## Stated goal
Print the data exactly as it is given, please.

## Given entries
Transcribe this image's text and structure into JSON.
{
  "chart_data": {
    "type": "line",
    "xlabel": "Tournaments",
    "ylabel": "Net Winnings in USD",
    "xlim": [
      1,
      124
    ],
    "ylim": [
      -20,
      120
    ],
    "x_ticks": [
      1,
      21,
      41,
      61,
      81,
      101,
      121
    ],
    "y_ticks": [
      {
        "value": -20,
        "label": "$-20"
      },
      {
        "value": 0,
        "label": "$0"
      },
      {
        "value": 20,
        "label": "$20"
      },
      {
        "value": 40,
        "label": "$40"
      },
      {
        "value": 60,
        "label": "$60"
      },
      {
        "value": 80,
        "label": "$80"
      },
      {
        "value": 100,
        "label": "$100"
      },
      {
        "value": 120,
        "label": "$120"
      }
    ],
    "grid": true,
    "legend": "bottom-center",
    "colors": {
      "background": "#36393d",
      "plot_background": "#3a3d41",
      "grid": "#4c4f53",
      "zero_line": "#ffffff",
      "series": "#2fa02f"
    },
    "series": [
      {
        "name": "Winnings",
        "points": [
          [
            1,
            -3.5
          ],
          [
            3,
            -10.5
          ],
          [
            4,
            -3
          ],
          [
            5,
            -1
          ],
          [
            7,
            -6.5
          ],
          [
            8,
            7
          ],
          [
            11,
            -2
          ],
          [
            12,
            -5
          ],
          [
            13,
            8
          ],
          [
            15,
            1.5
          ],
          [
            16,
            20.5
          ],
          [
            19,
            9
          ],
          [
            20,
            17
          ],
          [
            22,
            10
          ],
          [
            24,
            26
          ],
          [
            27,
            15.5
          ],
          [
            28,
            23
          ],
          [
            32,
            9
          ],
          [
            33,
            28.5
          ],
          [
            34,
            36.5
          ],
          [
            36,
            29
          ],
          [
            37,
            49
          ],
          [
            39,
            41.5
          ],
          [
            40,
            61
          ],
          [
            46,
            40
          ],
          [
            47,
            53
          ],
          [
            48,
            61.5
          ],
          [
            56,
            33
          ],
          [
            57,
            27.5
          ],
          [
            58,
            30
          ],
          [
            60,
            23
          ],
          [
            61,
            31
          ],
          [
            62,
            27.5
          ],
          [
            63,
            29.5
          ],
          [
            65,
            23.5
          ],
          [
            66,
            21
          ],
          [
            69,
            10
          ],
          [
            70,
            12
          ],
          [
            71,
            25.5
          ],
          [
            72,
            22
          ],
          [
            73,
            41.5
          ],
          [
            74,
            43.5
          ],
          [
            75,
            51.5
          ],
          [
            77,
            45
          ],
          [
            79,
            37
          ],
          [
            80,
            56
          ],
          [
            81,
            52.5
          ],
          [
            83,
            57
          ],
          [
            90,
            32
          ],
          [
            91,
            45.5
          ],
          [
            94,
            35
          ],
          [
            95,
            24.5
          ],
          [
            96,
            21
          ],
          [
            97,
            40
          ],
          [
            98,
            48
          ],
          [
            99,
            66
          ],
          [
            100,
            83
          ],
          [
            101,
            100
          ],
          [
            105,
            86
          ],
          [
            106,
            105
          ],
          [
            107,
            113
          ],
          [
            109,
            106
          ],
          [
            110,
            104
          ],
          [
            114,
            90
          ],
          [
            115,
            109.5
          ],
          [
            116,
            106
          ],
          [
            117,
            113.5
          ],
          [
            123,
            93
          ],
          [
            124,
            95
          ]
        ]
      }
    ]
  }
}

## Answer for this exercise
Transcribe this image's text and structure into JSON.
{
  "chart_data": {
    "type": "line",
    "xlabel": "Tournaments",
    "ylabel": "Net Winnings in USD",
    "xlim": [
      1,
      124
    ],
    "ylim": [
      -20,
      120
    ],
    "x_ticks": [
      1,
      21,
      41,
      61,
      81,
      101,
      121
    ],
    "y_ticks": [
      {
        "value": -20,
        "label": "$-20"
      },
      {
        "value": 0,
        "label": "$0"
      },
      {
        "value": 20,
        "label": "$20"
      },
      {
        "value": 40,
        "label": "$40"
      },
      {
        "value": 60,
        "label": "$60"
      },
      {
        "value": 80,
        "label": "$80"
      },
      {
        "value": 100,
        "label": "$100"
      },
      {
        "value": 120,
        "label": "$120"
      }
    ],
    "grid": true,
    "legend": "bottom-center",
    "colors": {
      "background": "#36393d",
      "plot_background": "#3a3d41",
      "grid": "#4c4f53",
      "zero_line": "#ffffff",
      "series": "#2fa02f"
    },
    "series": [
      {
        "name": "Winnings",
        "points": [
          [
            1,
            -3.5
          ],
          [
            3,
            -10.5
          ],
          [
            4,
            -3
          ],
          [
            5,
            -1
          ],
          [
            7,
            -6.5
          ],
          [
            8,
            7
          ],
          [
            11,
            -2
          ],
          [
            12,
            -5
          ],
          [
            13,
            8
          ],
          [
            15,
            1.5
          ],
          [
            16,
            20.5
          ],
          [
            19,
            9
          ],
          [
            20,
            17
          ],
          [
            22,
            10
          ],
          [
            24,
            26
          ],
          [
            27,
            15.5
          ],
          [
            28,
            23
          ],
          [
            32,
            9
          ],
          [
            33,
            28.5
          ],
          [
            34,
            36.5
          ],
          [
            36,
            29
          ],
          [
            37,
            49
          ],
          [
            39,
            41.5
          ],
          [
            40,
            61
          ],
          [
            46,
            40
          ],
          [
            47,
            53
          ],
          [
            48,
            61.5
          ],
          [
            56,
            33
          ],
          [
            57,
            27.5
          ],
          [
            58,
            30
          ],
          [
            60,
            23
          ],
          [
            61,
            31
          ],
          [
            62,
            27.5
          ],
          [
            63,
            29.5
          ],
          [
            65,
            23.5
          ],
          [
            66,
            21
          ],
          [
            69,
            10
          ],
          [
            70,
            12
          ],
          [
            71,
            25.5
          ],
          [
            72,
            22
          ],
          [
            73,
            41.5
          ],
          [
            74,
            43.5
          ],
          [
            75,
            51.5
          ],
          [
            77,
            45
          ],
          [
            79,
            37
          ],
          [
            80,
            56
          ],
          [
            81,
            52.5
          ],
          [
            83,
            57
          ],
          [
            90,
            32
          ],
          [
            91,
            45.5
          ],
          [
            94,
            35
          ],
          [
            95,
            24.5
          ],
          [
            96,
            21
          ],
          [
            97,
            40
          ],
          [
            98,
            48
          ],
          [
            99,
            66
          ],
          [
            100,
            83
          ],
          [
            101,
            100
          ],
          [
            105,
            86
          ],
          [
            106,
            105
          ],
          [
            107,
            113
          ],
          [
            109,
            106
          ],
          [
            110,
            104
          ],
          [
            114,
            90
          ],
          [
            115,
            109.5
          ],
          [
            116,
            106
          ],
          [
            117,
            113.5
          ],
          [
            123,
            93
          ],
          [
            124,
            95
          ]
        ]
      }
    ]
  }
}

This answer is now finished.